- Excerpted text:
>> START
# Need a custom glass or Acrilic tank. Where to buy?



## dsouthworth (Nov 21, 2011)

Who makes custom aquariums? 
In the next two years I'll be building a 12x1x1 tank. 
Thought I'd start my planning.


----------



## Lamplighter (Aug 3, 2012)

So a 90 gallon tank???

Build the tank yourself. You might find some used plate glass at one of teh glass companies. I'm not certain but I've only seen 4'x8' sheets of acrylic. It sort of seems like an odd size for a large tank.


----------



## Tarobot (Jun 27, 2010)

Spitfire is a glass wielder no? Chexk with him


----------



## Rastapus (Apr 21, 2010)

dsouthworth said:


> Who makes custom aquariums?
> In the next two years I'll be building a 12x1x1 tank.
> Thought I'd start my planning.


Dsouthworth,
Sounds like an interesting aquarium! I dont think the 12' will happen in glass, I could look into it for you. Most LFS will be able to offer you a quote on such an aquarium. Of course, pricing will change as two years go by, particularly on materials.


----------



## dsouthworth (Nov 21, 2011)

Itll be an inwall tank that runs the stretch of a wall. 

I do have a contact in the states, but I don't even want to think about those shipping charges. 
In the sattes from my guy he quoted $900. This included a 1x1 center brace every 3 feet and a tempered bottom. Also included four (4) 2" holes in the back glass. 

I'll be happy for any help or contacts that BCA has.


----------



## Diztrbd1 (Apr 21, 2010)

I dunno if this guy is still in biz Derek, but he used to be a sponsor here and built custom tanks. Here is his old section, you can try to contact him if no other luck
Munster Tanks


----------
>> END
- Data block:
>> START
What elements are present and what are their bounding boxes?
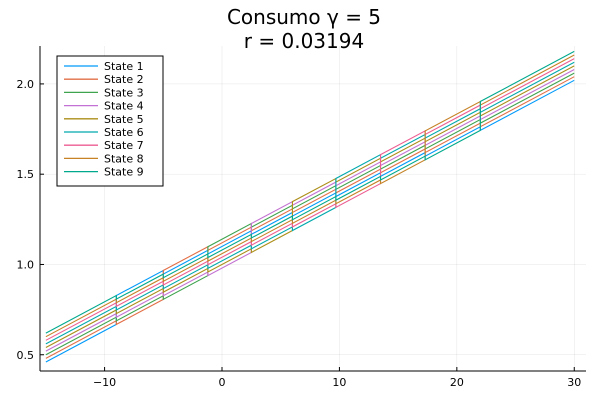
>> END
- The tasks:
A. Condense the paragraph of the aquarium thread that begins "Sounds like an interesting aquarium!" into a short bulleted list that keeps its main facts.
B. Extract the words of the aquarium thread between "## Lamplighter (Aug" and "a large tank.", inclusive.
The material comes from a different source than the aquarium thread.

- Solutions for each task:
A.
- A 12-foot tank probably can't be made in glass, but the poster offers to look into it.
- Most LFS can quote on such a tank.
- Prices will change over two years, especially for materials.

B.
## Lamplighter (Aug 3, 2012)

So a 90 gallon tank???

Build the tank yourself. You might find some used plate glass at one of teh glass companies. I'm not certain but I've only seen 4'x8' sheets of acrylic. It sort of seems like an odd size for a large tank.